#### Dataset records ####
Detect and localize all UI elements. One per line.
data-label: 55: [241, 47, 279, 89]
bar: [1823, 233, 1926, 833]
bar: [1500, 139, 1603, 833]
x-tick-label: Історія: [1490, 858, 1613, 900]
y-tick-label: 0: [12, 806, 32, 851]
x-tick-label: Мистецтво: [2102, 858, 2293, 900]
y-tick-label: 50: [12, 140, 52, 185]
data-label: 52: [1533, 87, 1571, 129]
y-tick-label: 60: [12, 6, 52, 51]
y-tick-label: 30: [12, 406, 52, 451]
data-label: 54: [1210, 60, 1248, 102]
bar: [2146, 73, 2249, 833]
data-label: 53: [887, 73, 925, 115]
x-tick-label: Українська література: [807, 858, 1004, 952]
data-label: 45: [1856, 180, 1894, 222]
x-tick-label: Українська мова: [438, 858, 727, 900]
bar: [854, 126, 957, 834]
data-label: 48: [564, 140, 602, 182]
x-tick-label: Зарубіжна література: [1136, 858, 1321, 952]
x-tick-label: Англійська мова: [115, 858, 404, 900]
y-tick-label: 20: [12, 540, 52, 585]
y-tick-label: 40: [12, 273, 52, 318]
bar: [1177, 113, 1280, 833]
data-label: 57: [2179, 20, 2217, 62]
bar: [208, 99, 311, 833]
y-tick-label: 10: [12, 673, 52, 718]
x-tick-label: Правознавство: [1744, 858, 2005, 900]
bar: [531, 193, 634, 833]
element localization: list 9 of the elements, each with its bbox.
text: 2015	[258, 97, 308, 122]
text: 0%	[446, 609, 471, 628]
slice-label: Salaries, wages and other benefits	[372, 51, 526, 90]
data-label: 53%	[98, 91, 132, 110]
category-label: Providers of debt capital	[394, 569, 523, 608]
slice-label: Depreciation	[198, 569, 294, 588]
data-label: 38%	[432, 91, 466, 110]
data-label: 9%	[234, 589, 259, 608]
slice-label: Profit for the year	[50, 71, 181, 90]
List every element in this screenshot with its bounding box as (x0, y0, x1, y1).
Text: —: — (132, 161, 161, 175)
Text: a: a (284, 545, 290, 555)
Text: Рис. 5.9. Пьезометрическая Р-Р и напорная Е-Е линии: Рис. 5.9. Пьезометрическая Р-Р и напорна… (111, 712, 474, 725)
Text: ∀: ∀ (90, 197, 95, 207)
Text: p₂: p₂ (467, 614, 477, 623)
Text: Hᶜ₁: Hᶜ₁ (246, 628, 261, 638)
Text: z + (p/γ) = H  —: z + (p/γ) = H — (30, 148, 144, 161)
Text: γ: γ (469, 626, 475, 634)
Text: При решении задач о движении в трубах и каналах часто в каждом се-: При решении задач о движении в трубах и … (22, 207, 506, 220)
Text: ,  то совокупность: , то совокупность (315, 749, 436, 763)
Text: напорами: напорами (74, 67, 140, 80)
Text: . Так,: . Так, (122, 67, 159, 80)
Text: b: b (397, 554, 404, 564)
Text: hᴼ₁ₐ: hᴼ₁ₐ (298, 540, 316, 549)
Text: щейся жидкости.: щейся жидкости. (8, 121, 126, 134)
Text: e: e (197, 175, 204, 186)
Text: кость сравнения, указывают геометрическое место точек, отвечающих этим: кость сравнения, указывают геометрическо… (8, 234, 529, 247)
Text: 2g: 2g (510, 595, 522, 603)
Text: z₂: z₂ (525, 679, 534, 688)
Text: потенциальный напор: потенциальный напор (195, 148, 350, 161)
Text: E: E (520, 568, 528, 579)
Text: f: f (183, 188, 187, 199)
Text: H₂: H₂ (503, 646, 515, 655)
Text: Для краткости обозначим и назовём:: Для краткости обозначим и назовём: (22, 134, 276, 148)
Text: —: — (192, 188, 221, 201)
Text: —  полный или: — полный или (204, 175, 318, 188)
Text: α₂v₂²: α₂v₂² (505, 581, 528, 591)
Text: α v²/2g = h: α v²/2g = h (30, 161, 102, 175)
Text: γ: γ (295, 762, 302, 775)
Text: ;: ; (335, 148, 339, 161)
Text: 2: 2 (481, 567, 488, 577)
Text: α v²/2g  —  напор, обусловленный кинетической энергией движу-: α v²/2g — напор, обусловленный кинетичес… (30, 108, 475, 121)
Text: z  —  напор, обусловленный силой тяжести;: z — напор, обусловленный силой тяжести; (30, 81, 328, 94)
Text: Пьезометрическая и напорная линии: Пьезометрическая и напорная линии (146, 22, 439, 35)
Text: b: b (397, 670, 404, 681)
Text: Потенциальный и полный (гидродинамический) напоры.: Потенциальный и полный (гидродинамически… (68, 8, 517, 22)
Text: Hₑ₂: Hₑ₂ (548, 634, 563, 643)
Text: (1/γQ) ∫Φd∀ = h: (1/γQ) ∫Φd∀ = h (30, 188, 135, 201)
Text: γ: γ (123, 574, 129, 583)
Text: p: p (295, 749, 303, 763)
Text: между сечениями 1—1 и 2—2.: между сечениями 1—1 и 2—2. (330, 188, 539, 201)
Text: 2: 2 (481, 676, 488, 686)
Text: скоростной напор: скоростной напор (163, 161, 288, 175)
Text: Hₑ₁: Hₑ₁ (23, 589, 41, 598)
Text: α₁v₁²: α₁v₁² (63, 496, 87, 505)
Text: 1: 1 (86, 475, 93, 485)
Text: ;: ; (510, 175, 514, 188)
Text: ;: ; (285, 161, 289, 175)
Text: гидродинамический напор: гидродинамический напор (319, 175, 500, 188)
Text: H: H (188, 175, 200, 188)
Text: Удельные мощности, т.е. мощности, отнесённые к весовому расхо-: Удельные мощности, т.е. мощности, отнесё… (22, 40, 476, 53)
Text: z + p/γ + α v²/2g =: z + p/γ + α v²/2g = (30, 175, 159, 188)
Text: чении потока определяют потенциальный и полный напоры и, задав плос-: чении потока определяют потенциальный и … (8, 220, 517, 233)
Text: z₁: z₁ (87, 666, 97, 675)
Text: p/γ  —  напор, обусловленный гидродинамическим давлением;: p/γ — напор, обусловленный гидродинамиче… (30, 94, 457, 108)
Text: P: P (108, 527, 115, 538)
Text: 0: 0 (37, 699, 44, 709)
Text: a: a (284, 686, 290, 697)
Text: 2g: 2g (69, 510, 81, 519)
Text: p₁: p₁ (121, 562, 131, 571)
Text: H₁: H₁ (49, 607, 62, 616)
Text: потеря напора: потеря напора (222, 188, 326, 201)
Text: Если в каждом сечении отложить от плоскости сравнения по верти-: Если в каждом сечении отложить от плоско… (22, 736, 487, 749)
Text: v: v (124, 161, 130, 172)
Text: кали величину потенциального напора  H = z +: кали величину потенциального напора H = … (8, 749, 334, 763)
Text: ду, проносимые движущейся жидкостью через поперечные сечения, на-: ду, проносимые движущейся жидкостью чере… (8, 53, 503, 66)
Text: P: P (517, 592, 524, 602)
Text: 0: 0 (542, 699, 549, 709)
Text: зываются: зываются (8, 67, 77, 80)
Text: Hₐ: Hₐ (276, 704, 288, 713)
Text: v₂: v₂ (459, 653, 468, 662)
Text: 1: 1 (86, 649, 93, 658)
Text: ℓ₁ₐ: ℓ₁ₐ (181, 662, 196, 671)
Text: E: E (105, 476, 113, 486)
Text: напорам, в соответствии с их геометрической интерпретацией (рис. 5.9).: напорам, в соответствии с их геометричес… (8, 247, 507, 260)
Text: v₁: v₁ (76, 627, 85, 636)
####
The task |
Convert all of the rows above into a Markdown table with two columns, "No." for the row number and "Line" for the row's text, and skip any blank lines.

Written solution |
| No. | Line |
|---|---|
| 1 | Detect and localize all UI elements. One per line. |
| 2 | data-label: 55: [241, 47, 279, 89] |
| 3 | bar: [1823, 233, 1926, 833] |
| 4 | bar: [1500, 139, 1603, 833] |
| 5 | x-tick-label: Історія: [1490, 858, 1613, 900] |
| 6 | y-tick-label: 0: [12, 806, 32, 851] |
| 7 | x-tick-label: Мистецтво: [2102, 858, 2293, 900] |
| 8 | y-tick-label: 50: [12, 140, 52, 185] |
| 9 | data-label: 52: [1533, 87, 1571, 129] |
| 10 | y-tick-label: 60: [12, 6, 52, 51] |
| 11 | y-tick-label: 30: [12, 406, 52, 451] |
| 12 | data-label: 54: [1210, 60, 1248, 102] |
| 13 | bar: [2146, 73, 2249, 833] |
| 14 | data-label: 53: [887, 73, 925, 115] |
| 15 | x-tick-label: Українська література: [807, 858, 1004, 952] |
| 16 | data-label: 45: [1856, 180, 1894, 222] |
| 17 | x-tick-label: Українська мова: [438, 858, 727, 900] |
| 18 | bar: [854, 126, 957, 834] |
| 19 | data-label: 48: [564, 140, 602, 182] |
| 20 | x-tick-label: Зарубіжна література: [1136, 858, 1321, 952] |
| 21 | x-tick-label: Англійська мова: [115, 858, 404, 900] |
| 22 | y-tick-label: 20: [12, 540, 52, 585] |
| 23 | y-tick-label: 40: [12, 273, 52, 318] |
| 24 | bar: [1177, 113, 1280, 833] |
| 25 | data-label: 57: [2179, 20, 2217, 62] |
| 26 | bar: [208, 99, 311, 833] |
| 27 | y-tick-label: 10: [12, 673, 52, 718] |
| 28 | x-tick-label: Правознавство: [1744, 858, 2005, 900] |
| 29 | bar: [531, 193, 634, 833] |
| 30 | element localization: list 9 of the elements, each with its bbox. |
| 31 | text: 2015	[258, 97, 308, 122] |
| 32 | text: 0%	[446, 609, 471, 628] |
| 33 | slice-label: Salaries, wages and other benefits	[372, 51, 526, 90] |
| 34 | data-label: 53%	[98, 91, 132, 110] |
| 35 | category-label: Providers of debt capital	[394, 569, 523, 608] |
| 36 | slice-label: Depreciation	[198, 569, 294, 588] |
| 37 | data-label: 38%	[432, 91, 466, 110] |
| 38 | data-label: 9%	[234, 589, 259, 608] |
| 39 | slice-label: Profit for the year	[50, 71, 181, 90] |
| 40 | List every element in this screenshot with its bounding box as (x0, y0, x1, y1). |
| 41 | Text: —: — (132, 161, 161, 175) |
| 42 | Text: a: a (284, 545, 290, 555) |
| 43 | Text: Рис. 5.9. Пьезометрическая Р-Р и напорная Е-Е линии: Рис. 5.9. Пьезометрическая Р-Р и напорна… (111, 712, 474, 725) |
| 44 | Text: ∀: ∀ (90, 197, 95, 207) |
| 45 | Text: p₂: p₂ (467, 614, 477, 623) |
| 46 | Text: Hᶜ₁: Hᶜ₁ (246, 628, 261, 638) |
| 47 | Text: z + (p/γ) = H  —: z + (p/γ) = H — (30, 148, 144, 161) |
| 48 | Text: γ: γ (469, 626, 475, 634) |
| 49 | Text: При решении задач о движении в трубах и каналах часто в каждом се-: При решении задач о движении в трубах и … (22, 207, 506, 220) |
| 50 | Text: ,  то совокупность: , то совокупность (315, 749, 436, 763) |
| 51 | Text: напорами: напорами (74, 67, 140, 80) |
| 52 | Text: . Так,: . Так, (122, 67, 159, 80) |
| 53 | Text: b: b (397, 554, 404, 564) |
| 54 | Text: hᴼ₁ₐ: hᴼ₁ₐ (298, 540, 316, 549) |
| 55 | Text: щейся жидкости.: щейся жидкости. (8, 121, 126, 134) |
| 56 | Text: e: e (197, 175, 204, 186) |
| 57 | Text: кость сравнения, указывают геометрическое место точек, отвечающих этим: кость сравнения, указывают геометрическо… (8, 234, 529, 247) |
| 58 | Text: 2g: 2g (510, 595, 522, 603) |
| 59 | Text: z₂: z₂ (525, 679, 534, 688) |
| 60 | Text: потенциальный напор: потенциальный напор (195, 148, 350, 161) |
| 61 | Text: E: E (520, 568, 528, 579) |
| 62 | Text: f: f (183, 188, 187, 199) |
| 63 | Text: H₂: H₂ (503, 646, 515, 655) |
| 64 | Text: Для краткости обозначим и назовём:: Для краткости обозначим и назовём: (22, 134, 276, 148) |
| 65 | Text: —: — (192, 188, 221, 201) |
| 66 | Text: —  полный или: — полный или (204, 175, 318, 188) |
| 67 | Text: α₂v₂²: α₂v₂² (505, 581, 528, 591) |
| 68 | Text: α v²/2g = h: α v²/2g = h (30, 161, 102, 175) |
| 69 | Text: γ: γ (295, 762, 302, 775) |
| 70 | Text: ;: ; (335, 148, 339, 161) |
| 71 | Text: 2: 2 (481, 567, 488, 577) |
| 72 | Text: α v²/2g  —  напор, обусловленный кинетической энергией движу-: α v²/2g — напор, обусловленный кинетичес… (30, 108, 475, 121) |
| 73 | Text: z  —  напор, обусловленный силой тяжести;: z — напор, обусловленный силой тяжести; (30, 81, 328, 94) |
| 74 | Text: Пьезометрическая и напорная линии: Пьезометрическая и напорная линии (146, 22, 439, 35) |
| 75 | Text: b: b (397, 670, 404, 681) |
| 76 | Text: Потенциальный и полный (гидродинамический) напоры.: Потенциальный и полный (гидродинамически… (68, 8, 517, 22) |
| 77 | Text: Hₑ₂: Hₑ₂ (548, 634, 563, 643) |
| 78 | Text: (1/γQ) ∫Φd∀ = h: (1/γQ) ∫Φd∀ = h (30, 188, 135, 201) |
| 79 | Text: γ: γ (123, 574, 129, 583) |
| 80 | Text: p: p (295, 749, 303, 763) |
| 81 | Text: между сечениями 1—1 и 2—2.: между сечениями 1—1 и 2—2. (330, 188, 539, 201) |
| 82 | Text: 2: 2 (481, 676, 488, 686) |
| 83 | Text: скоростной напор: скоростной напор (163, 161, 288, 175) |
| 84 | Text: Hₑ₁: Hₑ₁ (23, 589, 41, 598) |
| 85 | Text: α₁v₁²: α₁v₁² (63, 496, 87, 505) |
| 86 | Text: 1: 1 (86, 475, 93, 485) |
| 87 | Text: ;: ; (510, 175, 514, 188) |
| 88 | Text: ;: ; (285, 161, 289, 175) |
| 89 | Text: гидродинамический напор: гидродинамический напор (319, 175, 500, 188) |
| 90 | Text: H: H (188, 175, 200, 188) |
| 91 | Text: Удельные мощности, т.е. мощности, отнесённые к весовому расхо-: Удельные мощности, т.е. мощности, отнесё… (22, 40, 476, 53) |
| 92 | Text: z + p/γ + α v²/2g =: z + p/γ + α v²/2g = (30, 175, 159, 188) |
| 93 | Text: чении потока определяют потенциальный и полный напоры и, задав плос-: чении потока определяют потенциальный и … (8, 220, 517, 233) |
| 94 | Text: z₁: z₁ (87, 666, 97, 675) |
| 95 | Text: p/γ  —  напор, обусловленный гидродинамическим давлением;: p/γ — напор, обусловленный гидродинамиче… (30, 94, 457, 108) |
| 96 | Text: P: P (108, 527, 115, 538) |
| 97 | Text: 0: 0 (37, 699, 44, 709) |
| 98 | Text: a: a (284, 686, 290, 697) |
| 99 | Text: 2g: 2g (69, 510, 81, 519) |
| 100 | Text: p₁: p₁ (121, 562, 131, 571) |
| 101 | Text: H₁: H₁ (49, 607, 62, 616) |
| 102 | Text: потеря напора: потеря напора (222, 188, 326, 201) |
| 103 | Text: Если в каждом сечении отложить от плоскости сравнения по верти-: Если в каждом сечении отложить от плоско… (22, 736, 487, 749) |
| 104 | Text: v: v (124, 161, 130, 172) |
| 105 | Text: кали величину потенциального напора  H = z +: кали величину потенциального напора H = … (8, 749, 334, 763) |
| 106 | Text: ду, проносимые движущейся жидкостью через поперечные сечения, на-: ду, проносимые движущейся жидкостью чере… (8, 53, 503, 66) |
| 107 | Text: P: P (517, 592, 524, 602) |
| 108 | Text: 0: 0 (542, 699, 549, 709) |
| 109 | Text: зываются: зываются (8, 67, 77, 80) |
| 110 | Text: Hₐ: Hₐ (276, 704, 288, 713) |
| 111 | Text: v₂: v₂ (459, 653, 468, 662) |
| 112 | Text: 1: 1 (86, 649, 93, 658) |
| 113 | Text: ℓ₁ₐ: ℓ₁ₐ (181, 662, 196, 671) |
| 114 | Text: E: E (105, 476, 113, 486) |
| 115 | Text: напорам, в соответствии с их геометрической интерпретацией (рис. 5.9).: напорам, в соответствии с их геометричес… (8, 247, 507, 260) |
| 116 | Text: v₁: v₁ (76, 627, 85, 636) |